»»

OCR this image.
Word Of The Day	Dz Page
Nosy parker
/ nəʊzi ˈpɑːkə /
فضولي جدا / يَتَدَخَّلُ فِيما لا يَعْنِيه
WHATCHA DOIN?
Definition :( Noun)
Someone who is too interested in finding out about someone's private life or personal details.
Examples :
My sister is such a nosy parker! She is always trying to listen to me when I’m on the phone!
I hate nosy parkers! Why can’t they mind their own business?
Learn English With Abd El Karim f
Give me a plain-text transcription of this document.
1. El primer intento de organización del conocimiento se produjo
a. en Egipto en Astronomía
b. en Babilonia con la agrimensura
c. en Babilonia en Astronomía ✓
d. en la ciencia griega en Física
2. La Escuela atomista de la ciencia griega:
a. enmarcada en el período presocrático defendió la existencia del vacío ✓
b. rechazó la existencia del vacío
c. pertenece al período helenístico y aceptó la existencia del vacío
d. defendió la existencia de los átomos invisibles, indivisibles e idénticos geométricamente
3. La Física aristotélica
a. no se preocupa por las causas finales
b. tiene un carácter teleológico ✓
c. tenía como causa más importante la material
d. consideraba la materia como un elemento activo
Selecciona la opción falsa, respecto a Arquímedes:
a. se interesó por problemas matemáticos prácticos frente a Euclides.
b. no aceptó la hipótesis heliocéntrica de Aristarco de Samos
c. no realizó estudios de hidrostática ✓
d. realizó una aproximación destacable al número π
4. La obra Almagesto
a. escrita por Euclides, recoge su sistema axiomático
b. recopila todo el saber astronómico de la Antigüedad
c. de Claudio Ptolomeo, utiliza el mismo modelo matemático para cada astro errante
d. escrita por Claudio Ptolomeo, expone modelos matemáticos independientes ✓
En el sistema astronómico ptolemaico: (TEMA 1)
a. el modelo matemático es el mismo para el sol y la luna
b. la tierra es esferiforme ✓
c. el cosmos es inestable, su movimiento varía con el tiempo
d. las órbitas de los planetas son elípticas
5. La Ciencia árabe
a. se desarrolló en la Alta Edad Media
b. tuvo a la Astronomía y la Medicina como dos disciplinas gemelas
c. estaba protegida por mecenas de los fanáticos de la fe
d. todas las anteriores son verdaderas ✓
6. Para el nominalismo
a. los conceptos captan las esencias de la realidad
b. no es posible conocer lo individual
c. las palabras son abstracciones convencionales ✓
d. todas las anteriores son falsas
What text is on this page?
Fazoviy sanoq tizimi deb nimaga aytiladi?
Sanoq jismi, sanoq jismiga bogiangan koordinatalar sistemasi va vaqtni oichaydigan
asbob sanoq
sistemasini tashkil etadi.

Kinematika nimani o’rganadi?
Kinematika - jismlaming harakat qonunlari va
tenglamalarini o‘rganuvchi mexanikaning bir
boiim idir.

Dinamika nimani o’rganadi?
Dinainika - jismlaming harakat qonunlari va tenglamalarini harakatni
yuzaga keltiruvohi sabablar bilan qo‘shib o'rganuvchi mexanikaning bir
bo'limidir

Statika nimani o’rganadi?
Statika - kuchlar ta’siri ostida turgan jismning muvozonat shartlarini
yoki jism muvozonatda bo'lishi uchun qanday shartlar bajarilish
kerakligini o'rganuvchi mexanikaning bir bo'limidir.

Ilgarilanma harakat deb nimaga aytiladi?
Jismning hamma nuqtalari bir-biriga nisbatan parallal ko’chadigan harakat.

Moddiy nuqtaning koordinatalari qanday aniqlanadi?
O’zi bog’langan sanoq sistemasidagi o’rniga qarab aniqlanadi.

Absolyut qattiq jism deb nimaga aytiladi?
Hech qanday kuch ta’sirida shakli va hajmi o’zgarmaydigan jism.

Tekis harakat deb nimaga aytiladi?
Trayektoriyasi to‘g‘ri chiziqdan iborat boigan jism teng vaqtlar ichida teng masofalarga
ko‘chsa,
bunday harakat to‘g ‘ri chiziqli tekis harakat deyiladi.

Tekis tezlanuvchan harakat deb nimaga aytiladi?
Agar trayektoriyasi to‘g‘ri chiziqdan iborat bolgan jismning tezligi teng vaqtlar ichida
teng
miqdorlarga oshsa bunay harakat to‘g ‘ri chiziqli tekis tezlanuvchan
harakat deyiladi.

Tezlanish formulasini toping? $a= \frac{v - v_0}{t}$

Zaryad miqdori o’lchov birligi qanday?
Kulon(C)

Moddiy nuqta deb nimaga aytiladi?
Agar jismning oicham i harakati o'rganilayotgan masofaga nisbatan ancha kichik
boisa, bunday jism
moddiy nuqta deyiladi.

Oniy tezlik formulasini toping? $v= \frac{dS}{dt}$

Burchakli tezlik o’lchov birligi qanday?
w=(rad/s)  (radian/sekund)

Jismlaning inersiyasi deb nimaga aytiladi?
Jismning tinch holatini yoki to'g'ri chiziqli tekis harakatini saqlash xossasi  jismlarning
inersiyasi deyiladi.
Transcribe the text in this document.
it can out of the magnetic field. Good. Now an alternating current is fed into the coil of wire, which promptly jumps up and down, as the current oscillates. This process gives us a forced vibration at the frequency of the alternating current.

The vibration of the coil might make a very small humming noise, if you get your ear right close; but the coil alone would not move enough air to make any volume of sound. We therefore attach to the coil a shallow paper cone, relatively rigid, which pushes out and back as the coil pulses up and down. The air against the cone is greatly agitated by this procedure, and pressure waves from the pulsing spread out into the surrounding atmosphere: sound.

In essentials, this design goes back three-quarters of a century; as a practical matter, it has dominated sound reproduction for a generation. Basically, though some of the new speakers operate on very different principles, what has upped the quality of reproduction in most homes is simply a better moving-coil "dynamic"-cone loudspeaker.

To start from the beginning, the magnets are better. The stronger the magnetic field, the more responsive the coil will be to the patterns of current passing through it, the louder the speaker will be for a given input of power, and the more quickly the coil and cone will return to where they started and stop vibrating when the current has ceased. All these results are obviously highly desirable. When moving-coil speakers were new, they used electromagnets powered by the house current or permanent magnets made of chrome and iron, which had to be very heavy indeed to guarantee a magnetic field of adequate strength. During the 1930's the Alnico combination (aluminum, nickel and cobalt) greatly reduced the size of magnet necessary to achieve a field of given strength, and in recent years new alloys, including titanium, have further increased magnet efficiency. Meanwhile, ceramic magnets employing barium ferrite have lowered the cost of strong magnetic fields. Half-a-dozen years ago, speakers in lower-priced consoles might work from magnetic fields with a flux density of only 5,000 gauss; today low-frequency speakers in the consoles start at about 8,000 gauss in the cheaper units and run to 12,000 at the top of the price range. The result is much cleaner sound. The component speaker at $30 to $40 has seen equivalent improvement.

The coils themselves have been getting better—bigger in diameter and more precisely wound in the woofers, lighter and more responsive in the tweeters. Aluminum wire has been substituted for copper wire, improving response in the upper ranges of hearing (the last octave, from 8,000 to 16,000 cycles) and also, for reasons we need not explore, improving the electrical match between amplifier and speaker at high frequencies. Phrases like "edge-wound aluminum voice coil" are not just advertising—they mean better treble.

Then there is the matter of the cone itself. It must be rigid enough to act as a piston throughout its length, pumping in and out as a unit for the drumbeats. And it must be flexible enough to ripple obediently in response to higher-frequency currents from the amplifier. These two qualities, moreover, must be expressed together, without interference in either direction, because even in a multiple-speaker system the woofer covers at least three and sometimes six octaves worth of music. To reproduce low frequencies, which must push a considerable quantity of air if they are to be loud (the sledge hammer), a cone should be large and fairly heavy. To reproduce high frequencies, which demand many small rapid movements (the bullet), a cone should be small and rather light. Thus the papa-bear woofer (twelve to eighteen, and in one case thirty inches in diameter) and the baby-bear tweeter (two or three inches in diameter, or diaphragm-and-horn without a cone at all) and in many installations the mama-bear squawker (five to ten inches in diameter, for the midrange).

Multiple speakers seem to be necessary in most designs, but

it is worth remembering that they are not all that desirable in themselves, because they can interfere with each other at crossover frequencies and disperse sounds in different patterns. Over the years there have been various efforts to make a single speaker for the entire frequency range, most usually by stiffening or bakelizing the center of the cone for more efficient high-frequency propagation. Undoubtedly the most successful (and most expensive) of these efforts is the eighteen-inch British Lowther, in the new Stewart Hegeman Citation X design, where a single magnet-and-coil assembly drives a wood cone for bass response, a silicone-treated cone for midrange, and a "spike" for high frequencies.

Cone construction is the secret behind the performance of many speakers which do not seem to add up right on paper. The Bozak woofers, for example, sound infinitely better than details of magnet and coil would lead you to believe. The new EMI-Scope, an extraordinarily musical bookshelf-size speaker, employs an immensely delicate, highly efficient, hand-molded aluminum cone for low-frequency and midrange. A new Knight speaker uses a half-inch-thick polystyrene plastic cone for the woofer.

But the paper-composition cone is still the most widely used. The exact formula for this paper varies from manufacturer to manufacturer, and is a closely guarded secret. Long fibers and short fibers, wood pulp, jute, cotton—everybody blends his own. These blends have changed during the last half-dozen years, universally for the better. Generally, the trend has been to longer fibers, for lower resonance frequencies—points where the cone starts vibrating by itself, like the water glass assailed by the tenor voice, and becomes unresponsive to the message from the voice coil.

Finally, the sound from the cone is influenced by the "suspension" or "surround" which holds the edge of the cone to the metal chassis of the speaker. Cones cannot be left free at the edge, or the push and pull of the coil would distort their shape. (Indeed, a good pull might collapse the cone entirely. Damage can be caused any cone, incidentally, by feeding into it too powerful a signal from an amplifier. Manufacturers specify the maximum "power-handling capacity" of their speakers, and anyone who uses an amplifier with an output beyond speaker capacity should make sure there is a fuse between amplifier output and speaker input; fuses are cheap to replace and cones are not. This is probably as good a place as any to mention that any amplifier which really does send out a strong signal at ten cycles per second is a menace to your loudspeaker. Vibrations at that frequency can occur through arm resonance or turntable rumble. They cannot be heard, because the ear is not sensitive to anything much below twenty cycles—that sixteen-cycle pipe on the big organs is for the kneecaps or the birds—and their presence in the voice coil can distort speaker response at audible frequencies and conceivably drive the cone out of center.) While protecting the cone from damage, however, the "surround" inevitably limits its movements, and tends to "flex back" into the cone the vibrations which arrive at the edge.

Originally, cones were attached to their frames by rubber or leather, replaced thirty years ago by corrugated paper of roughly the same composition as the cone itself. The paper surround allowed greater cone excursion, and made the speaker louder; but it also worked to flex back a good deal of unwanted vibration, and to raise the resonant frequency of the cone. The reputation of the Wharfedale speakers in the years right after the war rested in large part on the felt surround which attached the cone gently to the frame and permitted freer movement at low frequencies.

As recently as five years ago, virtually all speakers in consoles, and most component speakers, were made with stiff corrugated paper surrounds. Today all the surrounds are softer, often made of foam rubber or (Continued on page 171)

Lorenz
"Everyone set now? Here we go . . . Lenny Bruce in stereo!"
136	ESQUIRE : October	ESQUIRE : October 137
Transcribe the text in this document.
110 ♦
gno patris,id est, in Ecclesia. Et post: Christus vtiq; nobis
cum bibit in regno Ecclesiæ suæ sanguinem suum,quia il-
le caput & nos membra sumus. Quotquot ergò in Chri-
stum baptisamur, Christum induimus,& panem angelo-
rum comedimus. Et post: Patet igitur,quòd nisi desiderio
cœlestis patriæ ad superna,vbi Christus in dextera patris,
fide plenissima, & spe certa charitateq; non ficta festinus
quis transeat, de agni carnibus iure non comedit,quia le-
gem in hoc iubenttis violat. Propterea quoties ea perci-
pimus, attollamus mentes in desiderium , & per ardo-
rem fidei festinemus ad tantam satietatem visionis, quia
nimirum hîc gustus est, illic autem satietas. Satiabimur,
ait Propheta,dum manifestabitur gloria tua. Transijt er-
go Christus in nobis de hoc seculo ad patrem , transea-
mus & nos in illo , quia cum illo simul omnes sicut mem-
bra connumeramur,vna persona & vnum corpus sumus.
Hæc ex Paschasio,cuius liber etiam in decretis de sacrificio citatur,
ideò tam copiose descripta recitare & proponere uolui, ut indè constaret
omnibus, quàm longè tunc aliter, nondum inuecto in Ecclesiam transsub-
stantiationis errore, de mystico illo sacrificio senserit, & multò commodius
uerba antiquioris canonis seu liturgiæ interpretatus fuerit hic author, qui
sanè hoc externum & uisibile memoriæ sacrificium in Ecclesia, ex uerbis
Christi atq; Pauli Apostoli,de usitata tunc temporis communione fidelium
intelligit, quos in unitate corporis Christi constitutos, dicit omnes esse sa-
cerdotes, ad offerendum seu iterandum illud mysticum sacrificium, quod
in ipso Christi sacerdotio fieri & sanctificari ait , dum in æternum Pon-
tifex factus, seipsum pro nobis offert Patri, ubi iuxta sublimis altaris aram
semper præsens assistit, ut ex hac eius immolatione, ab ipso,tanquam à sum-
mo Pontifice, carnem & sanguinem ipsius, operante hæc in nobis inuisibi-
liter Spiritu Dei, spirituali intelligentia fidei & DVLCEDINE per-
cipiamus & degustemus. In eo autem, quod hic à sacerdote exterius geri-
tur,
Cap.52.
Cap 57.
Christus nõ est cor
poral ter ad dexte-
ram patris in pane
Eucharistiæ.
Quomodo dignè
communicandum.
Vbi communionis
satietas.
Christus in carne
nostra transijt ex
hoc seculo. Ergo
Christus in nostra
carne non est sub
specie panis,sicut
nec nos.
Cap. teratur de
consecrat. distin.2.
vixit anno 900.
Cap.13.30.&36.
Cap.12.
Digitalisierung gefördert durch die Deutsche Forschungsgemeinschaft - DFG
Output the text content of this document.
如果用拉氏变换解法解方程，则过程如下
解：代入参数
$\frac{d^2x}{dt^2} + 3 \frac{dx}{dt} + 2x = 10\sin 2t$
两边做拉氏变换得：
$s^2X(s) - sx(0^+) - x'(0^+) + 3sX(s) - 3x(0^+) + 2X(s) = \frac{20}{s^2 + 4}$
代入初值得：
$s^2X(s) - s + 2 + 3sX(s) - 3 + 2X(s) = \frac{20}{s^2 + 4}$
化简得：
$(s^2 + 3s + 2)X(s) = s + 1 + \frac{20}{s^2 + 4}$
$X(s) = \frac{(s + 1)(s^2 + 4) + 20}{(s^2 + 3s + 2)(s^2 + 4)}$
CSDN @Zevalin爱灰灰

««

● **REQUIREMENTS**
Repeat, with no changes, each line from the one with "Output the text content of this document." to the end of the listing, including both ends and nothing else.

● **EXERCISE RESPONSE**
Output the text content of this document.
如果用拉氏变换解法解方程，则过程如下
解：代入参数
$\frac{d^2x}{dt^2} + 3 \frac{dx}{dt} + 2x = 10\sin 2t$
两边做拉氏变换得：
$s^2X(s) - sx(0^+) - x'(0^+) + 3sX(s) - 3x(0^+) + 2X(s) = \frac{20}{s^2 + 4}$
代入初值得：
$s^2X(s) - s + 2 + 3sX(s) - 3 + 2X(s) = \frac{20}{s^2 + 4}$
化简得：
$(s^2 + 3s + 2)X(s) = s + 1 + \frac{20}{s^2 + 4}$
$X(s) = \frac{(s + 1)(s^2 + 4) + 20}{(s^2 + 3s + 2)(s^2 + 4)}$
CSDN @Zevalin爱灰灰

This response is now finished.